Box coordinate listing
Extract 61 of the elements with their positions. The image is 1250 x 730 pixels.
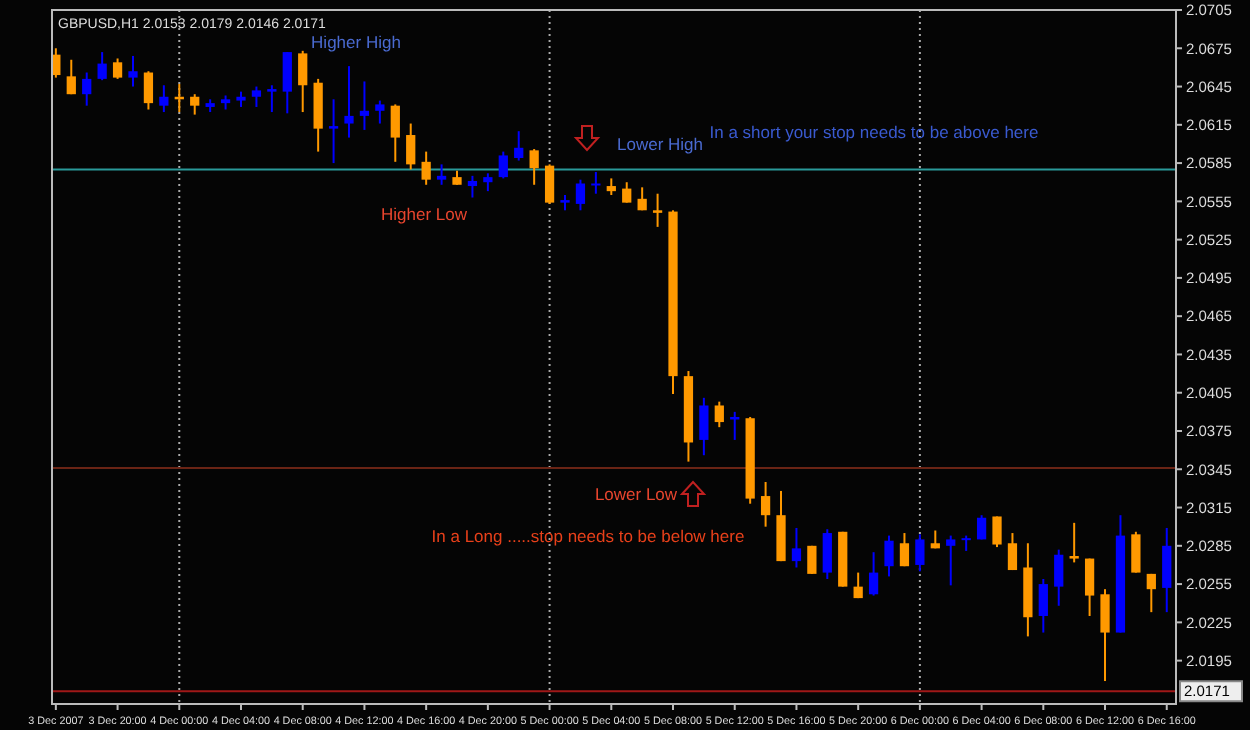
candlestick <box>159 84 169 114</box>
candlestick <box>575 178 586 212</box>
candlestick <box>328 98 339 165</box>
candlestick <box>1131 530 1141 574</box>
candlestick <box>251 85 262 108</box>
candlestick <box>1054 548 1064 607</box>
candlestick <box>915 533 925 573</box>
candlestick <box>436 163 447 186</box>
candlestick <box>853 571 863 600</box>
candlestick <box>344 65 354 139</box>
candlestick <box>82 71 92 107</box>
candlestick <box>359 80 370 131</box>
candlestick <box>529 148 539 186</box>
candlestick <box>375 99 385 125</box>
candlestick <box>791 526 802 569</box>
candlestick <box>421 150 431 186</box>
candlestick <box>514 130 524 162</box>
candlestick <box>190 93 200 116</box>
candlestick <box>884 534 894 578</box>
candlestick <box>776 489 786 563</box>
annotation: Lower High <box>617 133 704 154</box>
annotation: In a short your stop needs to be above here <box>709 121 1039 142</box>
candlestick <box>976 514 987 541</box>
candlestick <box>730 410 740 441</box>
candlestick <box>282 51 292 115</box>
candlestick <box>1162 526 1172 614</box>
candlestick <box>406 122 416 171</box>
candlestick <box>699 396 709 457</box>
candlestick <box>822 528 832 580</box>
annotation: Higher Low <box>381 203 469 224</box>
candlestick <box>714 400 724 429</box>
candlestick <box>622 181 632 204</box>
candlestick <box>66 58 76 96</box>
candlestick <box>128 54 138 88</box>
candlestick <box>313 77 323 153</box>
candlestick <box>1146 572 1156 614</box>
candlestick <box>1084 557 1095 617</box>
candlestick <box>652 192 663 228</box>
candlestick <box>544 163 555 205</box>
candlestick <box>467 174 478 199</box>
candlestick <box>498 150 508 180</box>
candlestick <box>390 103 400 163</box>
candlestick <box>899 532 910 568</box>
candlestick <box>267 84 277 114</box>
candlestick <box>946 534 956 587</box>
annotation: Higher High <box>311 31 402 52</box>
candlestick <box>97 51 107 82</box>
candlestick <box>868 551 879 597</box>
candlestick <box>143 70 154 111</box>
annotation: In a Long .....stop needs to be below here <box>431 525 745 546</box>
candlestick <box>1007 532 1018 572</box>
annotation: Lower Low <box>594 483 679 504</box>
candlestick <box>298 49 308 114</box>
candlestick <box>807 544 817 575</box>
candlestick <box>1100 588 1110 683</box>
candlestick <box>112 57 123 80</box>
candlestick <box>760 481 771 528</box>
candlestick <box>591 171 601 195</box>
candlestick <box>992 515 1002 549</box>
candlestick <box>1069 521 1079 564</box>
candlestick <box>1038 577 1048 634</box>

**Directions:** Copy every line of the material above without changing anything, but leave out the picture.

**Final result:**
Extract 61 of the elements with their positions. The image is 1250 x 730 pixels.
candlestick <box>159 84 169 114</box>
candlestick <box>575 178 586 212</box>
candlestick <box>328 98 339 165</box>
candlestick <box>1131 530 1141 574</box>
candlestick <box>251 85 262 108</box>
candlestick <box>1054 548 1064 607</box>
candlestick <box>915 533 925 573</box>
candlestick <box>436 163 447 186</box>
candlestick <box>853 571 863 600</box>
candlestick <box>344 65 354 139</box>
candlestick <box>82 71 92 107</box>
candlestick <box>359 80 370 131</box>
candlestick <box>529 148 539 186</box>
candlestick <box>375 99 385 125</box>
candlestick <box>791 526 802 569</box>
candlestick <box>421 150 431 186</box>
candlestick <box>514 130 524 162</box>
candlestick <box>190 93 200 116</box>
candlestick <box>884 534 894 578</box>
candlestick <box>776 489 786 563</box>
annotation: Lower High <box>617 133 704 154</box>
annotation: In a short your stop needs to be above here <box>709 121 1039 142</box>
candlestick <box>976 514 987 541</box>
candlestick <box>730 410 740 441</box>
candlestick <box>282 51 292 115</box>
candlestick <box>1162 526 1172 614</box>
candlestick <box>406 122 416 171</box>
candlestick <box>699 396 709 457</box>
candlestick <box>822 528 832 580</box>
annotation: Higher Low <box>381 203 469 224</box>
candlestick <box>714 400 724 429</box>
candlestick <box>622 181 632 204</box>
candlestick <box>66 58 76 96</box>
candlestick <box>128 54 138 88</box>
candlestick <box>313 77 323 153</box>
candlestick <box>1146 572 1156 614</box>
candlestick <box>1084 557 1095 617</box>
candlestick <box>652 192 663 228</box>
candlestick <box>544 163 555 205</box>
candlestick <box>467 174 478 199</box>
candlestick <box>498 150 508 180</box>
candlestick <box>390 103 400 163</box>
candlestick <box>899 532 910 568</box>
candlestick <box>267 84 277 114</box>
candlestick <box>946 534 956 587</box>
annotation: Higher High <box>311 31 402 52</box>
candlestick <box>97 51 107 82</box>
candlestick <box>868 551 879 597</box>
candlestick <box>143 70 154 111</box>
annotation: In a Long .....stop needs to be below here <box>431 525 745 546</box>
candlestick <box>1007 532 1018 572</box>
annotation: Lower Low <box>594 483 679 504</box>
candlestick <box>298 49 308 114</box>
candlestick <box>807 544 817 575</box>
candlestick <box>1100 588 1110 683</box>
candlestick <box>112 57 123 80</box>
candlestick <box>760 481 771 528</box>
candlestick <box>591 171 601 195</box>
candlestick <box>992 515 1002 549</box>
candlestick <box>1069 521 1079 564</box>
candlestick <box>1038 577 1048 634</box>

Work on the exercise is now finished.